Data excerpts:
►

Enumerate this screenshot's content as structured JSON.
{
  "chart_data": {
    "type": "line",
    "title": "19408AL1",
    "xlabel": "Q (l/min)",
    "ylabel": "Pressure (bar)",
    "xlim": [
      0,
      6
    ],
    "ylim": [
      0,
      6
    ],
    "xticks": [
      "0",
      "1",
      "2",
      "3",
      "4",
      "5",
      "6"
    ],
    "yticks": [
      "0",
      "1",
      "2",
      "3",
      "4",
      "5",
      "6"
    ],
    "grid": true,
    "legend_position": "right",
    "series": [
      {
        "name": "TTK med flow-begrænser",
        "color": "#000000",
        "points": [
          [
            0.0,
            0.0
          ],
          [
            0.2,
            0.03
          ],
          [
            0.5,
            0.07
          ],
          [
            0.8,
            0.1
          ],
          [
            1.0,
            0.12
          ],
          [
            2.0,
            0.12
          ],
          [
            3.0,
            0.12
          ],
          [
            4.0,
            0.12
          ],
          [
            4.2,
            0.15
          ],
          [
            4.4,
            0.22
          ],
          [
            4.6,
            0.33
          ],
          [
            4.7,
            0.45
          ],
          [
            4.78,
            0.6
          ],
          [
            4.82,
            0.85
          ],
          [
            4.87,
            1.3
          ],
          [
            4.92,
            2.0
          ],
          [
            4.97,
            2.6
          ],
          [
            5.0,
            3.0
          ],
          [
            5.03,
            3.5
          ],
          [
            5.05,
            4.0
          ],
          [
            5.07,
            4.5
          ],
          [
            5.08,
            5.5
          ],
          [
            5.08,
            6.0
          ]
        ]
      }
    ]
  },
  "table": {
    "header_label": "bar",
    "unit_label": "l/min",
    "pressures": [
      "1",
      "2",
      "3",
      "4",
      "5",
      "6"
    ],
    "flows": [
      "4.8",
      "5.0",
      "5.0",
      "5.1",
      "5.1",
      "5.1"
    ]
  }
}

◄

Output all of the data above without any alteration.

Completed task:
Enumerate this screenshot's content as structured JSON.
{
  "chart_data": {
    "type": "line",
    "title": "19408AL1",
    "xlabel": "Q (l/min)",
    "ylabel": "Pressure (bar)",
    "xlim": [
      0,
      6
    ],
    "ylim": [
      0,
      6
    ],
    "xticks": [
      "0",
      "1",
      "2",
      "3",
      "4",
      "5",
      "6"
    ],
    "yticks": [
      "0",
      "1",
      "2",
      "3",
      "4",
      "5",
      "6"
    ],
    "grid": true,
    "legend_position": "right",
    "series": [
      {
        "name": "TTK med flow-begrænser",
        "color": "#000000",
        "points": [
          [
            0.0,
            0.0
          ],
          [
            0.2,
            0.03
          ],
          [
            0.5,
            0.07
          ],
          [
            0.8,
            0.1
          ],
          [
            1.0,
            0.12
          ],
          [
            2.0,
            0.12
          ],
          [
            3.0,
            0.12
          ],
          [
            4.0,
            0.12
          ],
          [
            4.2,
            0.15
          ],
          [
            4.4,
            0.22
          ],
          [
            4.6,
            0.33
          ],
          [
            4.7,
            0.45
          ],
          [
            4.78,
            0.6
          ],
          [
            4.82,
            0.85
          ],
          [
            4.87,
            1.3
          ],
          [
            4.92,
            2.0
          ],
          [
            4.97,
            2.6
          ],
          [
            5.0,
            3.0
          ],
          [
            5.03,
            3.5
          ],
          [
            5.05,
            4.0
          ],
          [
            5.07,
            4.5
          ],
          [
            5.08,
            5.5
          ],
          [
            5.08,
            6.0
          ]
        ]
      }
    ]
  },
  "table": {
    "header_label": "bar",
    "unit_label": "l/min",
    "pressures": [
      "1",
      "2",
      "3",
      "4",
      "5",
      "6"
    ],
    "flows": [
      "4.8",
      "5.0",
      "5.0",
      "5.1",
      "5.1",
      "5.1"
    ]
  }
}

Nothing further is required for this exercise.